**Goal:**
Going through the material below, please gather all lines with the word "Pinheiro" in them.
:: The data ::
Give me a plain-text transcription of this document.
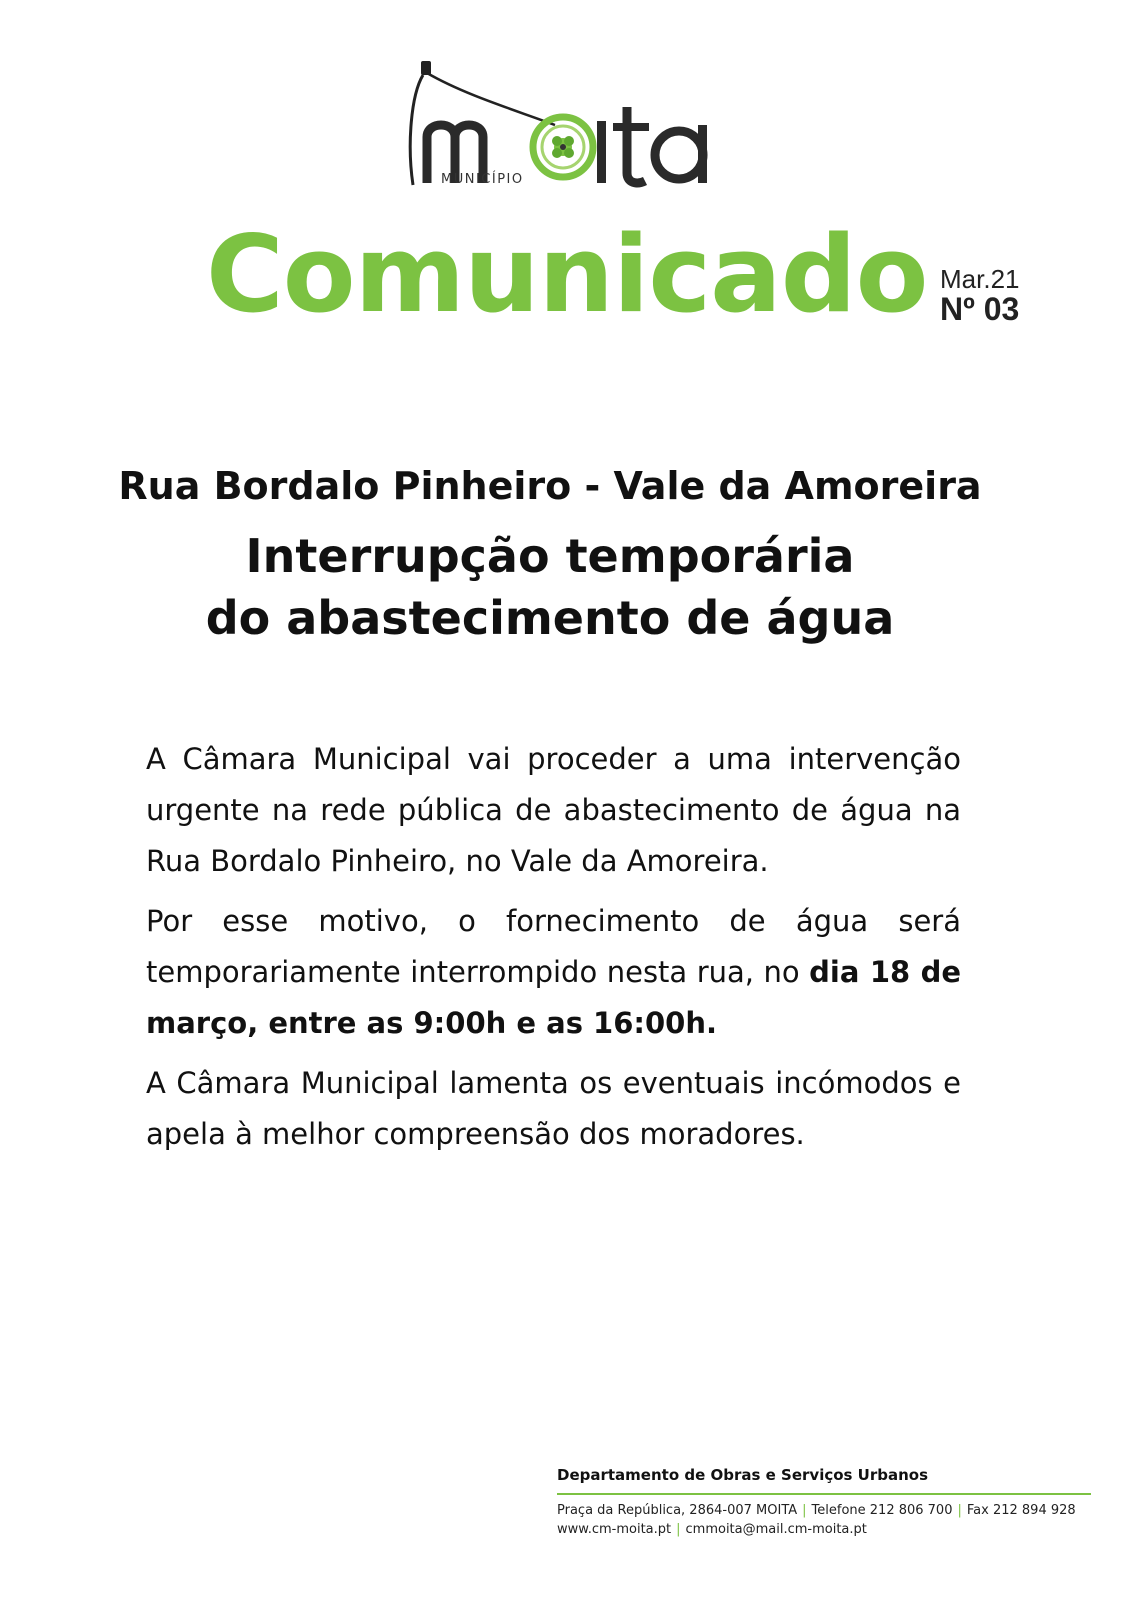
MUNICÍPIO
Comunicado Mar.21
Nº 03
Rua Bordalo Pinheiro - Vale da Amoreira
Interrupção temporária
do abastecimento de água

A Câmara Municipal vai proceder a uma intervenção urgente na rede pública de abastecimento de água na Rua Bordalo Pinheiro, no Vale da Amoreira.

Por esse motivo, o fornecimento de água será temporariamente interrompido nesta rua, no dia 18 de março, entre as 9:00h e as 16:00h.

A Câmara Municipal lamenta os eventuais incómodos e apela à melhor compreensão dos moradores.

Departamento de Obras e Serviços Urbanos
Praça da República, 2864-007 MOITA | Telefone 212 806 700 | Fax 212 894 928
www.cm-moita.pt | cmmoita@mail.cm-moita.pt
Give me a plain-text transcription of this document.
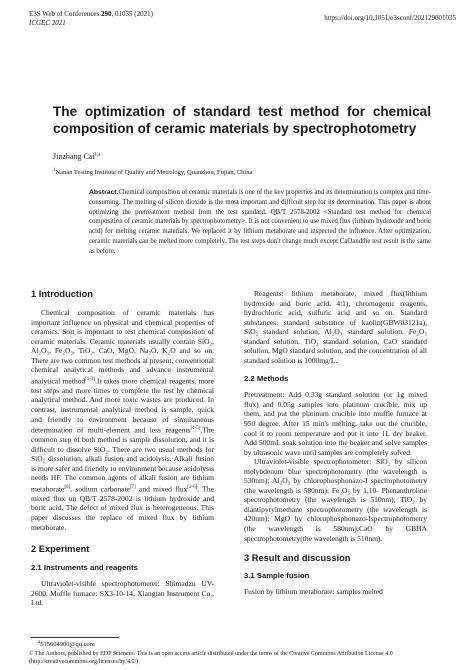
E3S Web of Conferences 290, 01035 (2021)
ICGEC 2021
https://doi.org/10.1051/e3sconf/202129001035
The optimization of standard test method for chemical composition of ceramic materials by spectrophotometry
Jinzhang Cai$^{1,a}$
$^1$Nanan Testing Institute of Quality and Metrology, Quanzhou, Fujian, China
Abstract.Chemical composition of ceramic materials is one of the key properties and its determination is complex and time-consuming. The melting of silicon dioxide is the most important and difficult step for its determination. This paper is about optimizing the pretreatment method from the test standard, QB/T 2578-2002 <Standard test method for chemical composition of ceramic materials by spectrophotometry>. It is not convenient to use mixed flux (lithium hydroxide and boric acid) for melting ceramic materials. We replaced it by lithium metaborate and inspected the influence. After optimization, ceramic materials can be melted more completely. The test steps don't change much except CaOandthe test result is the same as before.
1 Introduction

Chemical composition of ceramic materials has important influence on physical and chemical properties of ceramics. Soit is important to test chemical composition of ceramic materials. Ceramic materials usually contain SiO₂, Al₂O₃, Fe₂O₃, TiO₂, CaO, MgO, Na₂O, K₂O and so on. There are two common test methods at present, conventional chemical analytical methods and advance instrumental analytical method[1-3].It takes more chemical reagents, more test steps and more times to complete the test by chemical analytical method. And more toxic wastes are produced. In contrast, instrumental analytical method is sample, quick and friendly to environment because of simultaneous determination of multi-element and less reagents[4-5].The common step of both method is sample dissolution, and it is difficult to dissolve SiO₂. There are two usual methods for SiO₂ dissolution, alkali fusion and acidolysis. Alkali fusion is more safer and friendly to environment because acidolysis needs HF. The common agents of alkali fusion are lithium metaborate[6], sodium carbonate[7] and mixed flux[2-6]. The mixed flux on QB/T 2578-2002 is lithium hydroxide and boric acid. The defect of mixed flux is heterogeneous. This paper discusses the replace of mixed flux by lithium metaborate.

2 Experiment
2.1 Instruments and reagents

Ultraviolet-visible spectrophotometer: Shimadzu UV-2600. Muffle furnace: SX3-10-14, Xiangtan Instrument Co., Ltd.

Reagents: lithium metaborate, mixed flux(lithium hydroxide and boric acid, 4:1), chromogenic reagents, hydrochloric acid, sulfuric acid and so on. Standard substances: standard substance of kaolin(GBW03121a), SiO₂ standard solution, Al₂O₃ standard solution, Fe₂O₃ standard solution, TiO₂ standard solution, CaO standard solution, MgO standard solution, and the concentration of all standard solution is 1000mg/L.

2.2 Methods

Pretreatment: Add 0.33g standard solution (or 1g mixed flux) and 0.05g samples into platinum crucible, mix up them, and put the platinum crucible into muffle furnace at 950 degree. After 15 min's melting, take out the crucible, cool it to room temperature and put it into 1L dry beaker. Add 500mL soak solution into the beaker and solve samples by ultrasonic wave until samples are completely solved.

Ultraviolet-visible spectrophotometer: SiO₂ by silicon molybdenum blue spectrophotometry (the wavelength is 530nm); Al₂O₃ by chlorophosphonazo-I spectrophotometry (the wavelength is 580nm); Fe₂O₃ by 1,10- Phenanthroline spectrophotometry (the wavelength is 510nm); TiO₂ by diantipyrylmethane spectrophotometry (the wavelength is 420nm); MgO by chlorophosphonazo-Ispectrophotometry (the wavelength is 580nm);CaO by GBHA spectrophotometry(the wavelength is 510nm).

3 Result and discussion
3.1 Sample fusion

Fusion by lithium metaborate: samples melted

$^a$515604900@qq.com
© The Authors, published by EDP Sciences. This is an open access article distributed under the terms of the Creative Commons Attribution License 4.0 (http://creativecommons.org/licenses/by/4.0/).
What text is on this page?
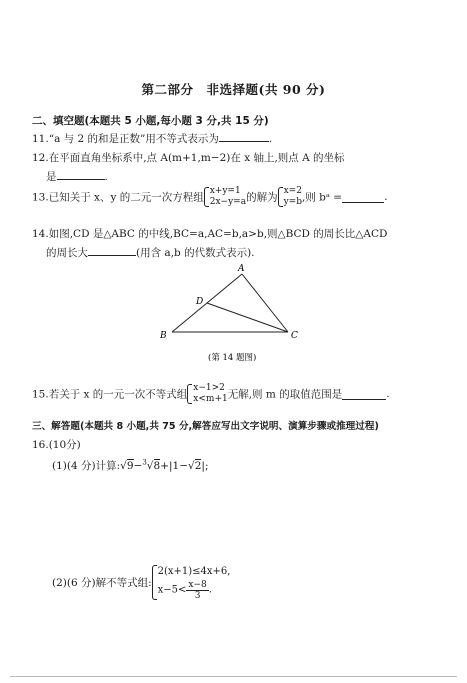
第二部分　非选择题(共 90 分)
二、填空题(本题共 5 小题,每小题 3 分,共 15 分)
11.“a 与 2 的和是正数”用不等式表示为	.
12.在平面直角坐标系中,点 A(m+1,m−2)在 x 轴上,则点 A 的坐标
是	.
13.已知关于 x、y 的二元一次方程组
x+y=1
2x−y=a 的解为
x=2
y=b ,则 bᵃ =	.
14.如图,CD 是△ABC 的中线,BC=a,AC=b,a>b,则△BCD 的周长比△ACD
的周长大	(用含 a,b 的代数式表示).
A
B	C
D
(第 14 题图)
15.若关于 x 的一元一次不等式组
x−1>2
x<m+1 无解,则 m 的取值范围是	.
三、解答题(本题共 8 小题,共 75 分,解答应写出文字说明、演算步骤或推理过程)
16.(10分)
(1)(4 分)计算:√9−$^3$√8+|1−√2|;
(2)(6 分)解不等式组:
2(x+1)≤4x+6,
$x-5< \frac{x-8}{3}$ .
:::
**Output of the exercise:**
Rua Bordalo Pinheiro - Vale da Amoreira
A Câmara Municipal vai proceder a uma intervenção urgente na rede pública de abastecimento de água na Rua Bordalo Pinheiro, no Vale da Amoreira.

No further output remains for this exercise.